Written instruction
What is needed here is an exact copy of every entry.

Records from a data collection

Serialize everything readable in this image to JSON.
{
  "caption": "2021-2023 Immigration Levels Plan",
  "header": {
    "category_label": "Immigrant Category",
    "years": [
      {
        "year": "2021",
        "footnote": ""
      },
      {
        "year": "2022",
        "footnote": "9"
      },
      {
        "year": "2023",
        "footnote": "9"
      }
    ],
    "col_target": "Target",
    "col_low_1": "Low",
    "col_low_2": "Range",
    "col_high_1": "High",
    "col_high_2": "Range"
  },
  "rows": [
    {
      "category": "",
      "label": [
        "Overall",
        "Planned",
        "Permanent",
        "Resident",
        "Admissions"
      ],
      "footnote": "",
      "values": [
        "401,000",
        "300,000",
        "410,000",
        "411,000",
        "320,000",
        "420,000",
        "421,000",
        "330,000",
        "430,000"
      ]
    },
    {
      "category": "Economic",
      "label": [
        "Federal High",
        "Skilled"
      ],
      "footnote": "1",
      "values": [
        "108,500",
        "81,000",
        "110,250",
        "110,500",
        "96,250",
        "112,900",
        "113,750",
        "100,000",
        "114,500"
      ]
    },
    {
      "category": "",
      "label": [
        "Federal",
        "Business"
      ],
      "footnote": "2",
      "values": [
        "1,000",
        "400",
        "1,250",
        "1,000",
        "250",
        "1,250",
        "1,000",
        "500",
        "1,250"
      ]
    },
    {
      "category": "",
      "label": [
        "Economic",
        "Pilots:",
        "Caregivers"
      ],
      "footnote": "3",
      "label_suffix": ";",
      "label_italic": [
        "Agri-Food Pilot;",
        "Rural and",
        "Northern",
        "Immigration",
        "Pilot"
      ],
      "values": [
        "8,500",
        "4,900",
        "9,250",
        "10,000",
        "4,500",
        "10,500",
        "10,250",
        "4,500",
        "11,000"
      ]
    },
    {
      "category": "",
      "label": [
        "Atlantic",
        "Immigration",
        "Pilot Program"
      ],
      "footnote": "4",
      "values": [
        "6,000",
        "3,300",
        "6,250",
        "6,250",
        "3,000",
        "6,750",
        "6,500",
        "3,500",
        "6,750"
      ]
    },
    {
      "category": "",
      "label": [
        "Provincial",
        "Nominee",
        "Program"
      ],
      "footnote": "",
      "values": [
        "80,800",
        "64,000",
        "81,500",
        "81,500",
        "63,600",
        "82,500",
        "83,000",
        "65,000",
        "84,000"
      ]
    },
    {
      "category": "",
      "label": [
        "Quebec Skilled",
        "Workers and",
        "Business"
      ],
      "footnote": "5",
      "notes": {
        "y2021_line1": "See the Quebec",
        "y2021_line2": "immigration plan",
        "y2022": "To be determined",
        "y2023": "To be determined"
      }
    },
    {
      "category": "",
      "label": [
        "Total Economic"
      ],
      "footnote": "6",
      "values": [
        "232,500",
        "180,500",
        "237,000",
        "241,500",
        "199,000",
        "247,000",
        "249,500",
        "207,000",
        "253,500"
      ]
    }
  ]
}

Output of the task
Serialize everything readable in this image to JSON.
{
  "caption": "2021-2023 Immigration Levels Plan",
  "header": {
    "category_label": "Immigrant Category",
    "years": [
      {
        "year": "2021",
        "footnote": ""
      },
      {
        "year": "2022",
        "footnote": "9"
      },
      {
        "year": "2023",
        "footnote": "9"
      }
    ],
    "col_target": "Target",
    "col_low_1": "Low",
    "col_low_2": "Range",
    "col_high_1": "High",
    "col_high_2": "Range"
  },
  "rows": [
    {
      "category": "",
      "label": [
        "Overall",
        "Planned",
        "Permanent",
        "Resident",
        "Admissions"
      ],
      "footnote": "",
      "values": [
        "401,000",
        "300,000",
        "410,000",
        "411,000",
        "320,000",
        "420,000",
        "421,000",
        "330,000",
        "430,000"
      ]
    },
    {
      "category": "Economic",
      "label": [
        "Federal High",
        "Skilled"
      ],
      "footnote": "1",
      "values": [
        "108,500",
        "81,000",
        "110,250",
        "110,500",
        "96,250",
        "112,900",
        "113,750",
        "100,000",
        "114,500"
      ]
    },
    {
      "category": "",
      "label": [
        "Federal",
        "Business"
      ],
      "footnote": "2",
      "values": [
        "1,000",
        "400",
        "1,250",
        "1,000",
        "250",
        "1,250",
        "1,000",
        "500",
        "1,250"
      ]
    },
    {
      "category": "",
      "label": [
        "Economic",
        "Pilots:",
        "Caregivers"
      ],
      "footnote": "3",
      "label_suffix": ";",
      "label_italic": [
        "Agri-Food Pilot;",
        "Rural and",
        "Northern",
        "Immigration",
        "Pilot"
      ],
      "values": [
        "8,500",
        "4,900",
        "9,250",
        "10,000",
        "4,500",
        "10,500",
        "10,250",
        "4,500",
        "11,000"
      ]
    },
    {
      "category": "",
      "label": [
        "Atlantic",
        "Immigration",
        "Pilot Program"
      ],
      "footnote": "4",
      "values": [
        "6,000",
        "3,300",
        "6,250",
        "6,250",
        "3,000",
        "6,750",
        "6,500",
        "3,500",
        "6,750"
      ]
    },
    {
      "category": "",
      "label": [
        "Provincial",
        "Nominee",
        "Program"
      ],
      "footnote": "",
      "values": [
        "80,800",
        "64,000",
        "81,500",
        "81,500",
        "63,600",
        "82,500",
        "83,000",
        "65,000",
        "84,000"
      ]
    },
    {
      "category": "",
      "label": [
        "Quebec Skilled",
        "Workers and",
        "Business"
      ],
      "footnote": "5",
      "notes": {
        "y2021_line1": "See the Quebec",
        "y2021_line2": "immigration plan",
        "y2022": "To be determined",
        "y2023": "To be determined"
      }
    },
    {
      "category": "",
      "label": [
        "Total Economic"
      ],
      "footnote": "6",
      "values": [
        "232,500",
        "180,500",
        "237,000",
        "241,500",
        "199,000",
        "247,000",
        "249,500",
        "207,000",
        "253,500"
      ]
    }
  ]
}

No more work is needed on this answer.